**Selected excerpt**
··········
If the Regulation includes mandatory fingerprinting requirements, it would also breach the principle of proportionality that is a requirement for the legality of Community acts, and the general principles of Community law, which include the protection of the right to private life."
The analysis considers the legal basis presented by the European Commission and the interpretation of EU law by the Legal Service of the Council of the European Union (see full-text below). The starting point for the analysis is Article 18(3) EC, which provides expressly that the EC's powers to adopt legislation to facilitate the free movement rights of EU citizens:
"shall not apply to provisions on passports, identity cards, residence permits or any other such document "
There is no other provision of the EC Treaty which gives express powers for the EC to adopt measures concerning such matters, and no precedent for the adoption of EC legislation harmonising any aspect of Member States' passports.
See full-text of Statewatch: Legal analysis questions the legality of the proposed Regulation
Manipulation by the Council (25 governments) of the constitutional position
The Council was obliged under the Amsterdam Treaty (Article 67) to decide to move all or part of Title IV (TEC, Visas, Asylum, Immigration and other policies related to the Free Movement of Persons) from consultation to co-decision in regard to the European Parliament. Within the Council this would be accompanied by a shift from unanimity to QMV (qualified majority voting). Article 67.1 refers to "a transitional period of five years" - that is up to April 2004. "After five years" the Council had to make the above decision.
··········
**Dataset records**
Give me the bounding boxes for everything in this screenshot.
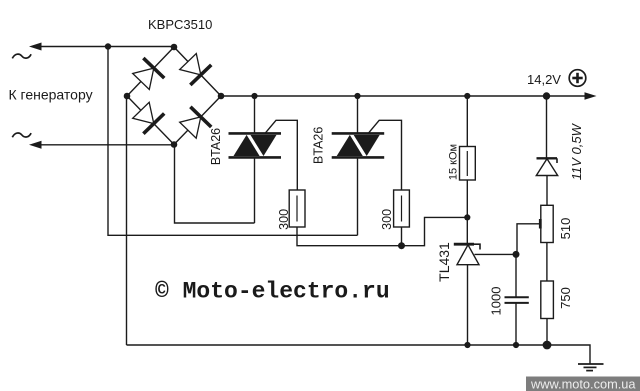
wire: rail to triac 1 MT2 [254, 96, 256, 133]
wire: TL431 ref to divider [475, 253, 517, 255]
diode D3 (lower-left arm) [131, 100, 165, 133]
wire: triac 2 MT1 to bridge AC1 [108, 47, 358, 236]
wire: 510 wiper tap [517, 224, 540, 255]
wire: R2 bottom to junction [401, 227, 403, 246]
node: rail dot at 15k [464, 93, 470, 99]
node: rail dot at zener (output) [543, 92, 550, 99]
trimmer 510 [540, 205, 553, 242]
diode D4 (lower-right arm) [178, 107, 212, 140]
node: rail dot at triac 1 [251, 93, 257, 99]
svg-text:11V 0,5W: 11V 0,5W [569, 122, 584, 180]
wire: zener to 510 [546, 176, 548, 206]
resistor R1 300 [289, 190, 305, 227]
node: TL431 cathode node [464, 214, 470, 220]
node: bus dot capacitor [513, 342, 519, 348]
wire: 750 to ground bus [546, 319, 548, 346]
triac VS2 BTA26 [332, 133, 385, 157]
svg-text:BTA26: BTA26 [311, 127, 325, 164]
resistor 750 [541, 281, 554, 319]
bridge rectifier KBPC3510 arms [127, 47, 221, 145]
triac VS1 BTA26 [229, 133, 282, 157]
node: bridge bottom vertex [171, 141, 178, 148]
wire: triac 1 MT1 to bridge AC2 [175, 145, 255, 224]
wire: triac 2 MT1 down [357, 157, 359, 235]
arrow to generator (bottom) [29, 141, 42, 149]
svg-text:510: 510 [558, 218, 573, 240]
resistor 15 кОм [460, 147, 476, 181]
node: bridge left vertex [124, 93, 131, 100]
node: bus dot 750 [543, 341, 552, 350]
node: junction on AC line 1 [105, 43, 111, 49]
svg-text:BTA26: BTA26 [209, 128, 223, 165]
wire: rail to triac 2 MT2 [357, 96, 359, 133]
svg-text:TL431: TL431 [436, 242, 452, 282]
svg-text:300: 300 [380, 209, 394, 230]
wire: 15k to TL431 [466, 180, 468, 244]
node: gate resistors junction [398, 242, 405, 249]
svg-text:15 кОм: 15 кОм [448, 144, 460, 180]
node: bus dot TL431 anode [464, 342, 470, 348]
wire: capacitor to ground bus [515, 303, 517, 345]
shunt regulator TL431 [454, 244, 480, 265]
AC symbol ~ (top) [12, 54, 31, 58]
svg-text:www.moto.com.ua: www.moto.com.ua [530, 376, 636, 391]
watermark bar [526, 377, 640, 391]
arrow to generator (top) [29, 43, 42, 51]
svg-text:К генератору: К генератору [9, 87, 93, 103]
svg-text:750: 750 [558, 287, 573, 309]
wire: DC+ rail [221, 95, 586, 97]
node: bridge top vertex [171, 44, 178, 51]
node: ref node dot [513, 251, 520, 258]
svg-text:14,2V: 14,2V [527, 72, 561, 87]
svg-text:© Moto-electro.ru: © Moto-electro.ru [155, 279, 390, 305]
capacitor 1000 [505, 297, 529, 303]
wire: AC input line 1 [29, 43, 175, 51]
wire: ref node down to capacitor [515, 254, 517, 297]
diode D2 (upper-right arm) [178, 52, 212, 85]
node: bridge right vertex [218, 93, 225, 100]
svg-text:300: 300 [277, 209, 291, 230]
wire: 510 to 750 [546, 243, 548, 282]
wire: rail to zener [546, 96, 548, 158]
wire: AC input line 2 [29, 141, 174, 149]
wire: junction to TL431 cathode node [402, 217, 468, 245]
plus terminal symbol [569, 70, 586, 87]
wire: triac 1 gate lead [265, 120, 297, 190]
wire: bridge negative down [126, 96, 128, 345]
wire: rail to 15k [466, 96, 468, 147]
ground symbol [578, 364, 604, 371]
svg-text:KBPC3510: KBPC3510 [148, 17, 212, 32]
node: rail dot at triac 2 [354, 93, 360, 99]
AC symbol ~ (bottom) [12, 133, 31, 137]
wire: ground bus [127, 345, 591, 364]
wire: triac 1 MT1 down [254, 157, 256, 223]
zener diode 11V 0,5W [536, 158, 557, 175]
wire: triac 2 gate lead [368, 120, 401, 190]
wire: TL431 anode to ground bus [467, 265, 469, 345]
output arrow [585, 92, 597, 100]
svg-text:1000: 1000 [489, 287, 504, 316]
diode D1 (upper-left arm) [131, 58, 165, 91]
resistor R2 300 [394, 190, 410, 227]
wire: R1 bottom to gate junction [297, 227, 402, 246]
··········
**Set tasks**
(1) In the passage on the passport regulation, reproduce the text starting at "The analysis considers" and ending at "Member States' passports.", replacing "passports" with "travel documents".
(2) Shorten the paragraph of the passage on the passport regulation that begins "The Council was obliged under the Amsterdam Treaty" while keeping its main facts.

**Solutions below**
(1)
The analysis considers the legal basis presented by the European Commission and the interpretation of EU law by the Legal Service of the Council of the European Union (see full-text below). The starting point for the analysis is Article 18(3) EC, which provides expressly that the EC's powers to adopt legislation to facilitate the free movement rights of EU citizens:
"shall not apply to provisions on travel documents, identity cards, residence permits or any other such document "
There is no other provision of the EC Treaty which gives express powers for the EC to adopt measures concerning such matters, and no precedent for the adoption of EC legislation harmonising any aspect of Member States' travel documents.

(2) Article 67 of the Amsterdam Treaty required the Council to decide, after a five-year transitional period ending in April 2004, to move all or part of Title IV (visas, asylum, immigration and other policies related to the free movement of persons) from consultation to co-decision with the European Parliament. Within the Council, this would mean a shift from unanimity to qualified majority voting.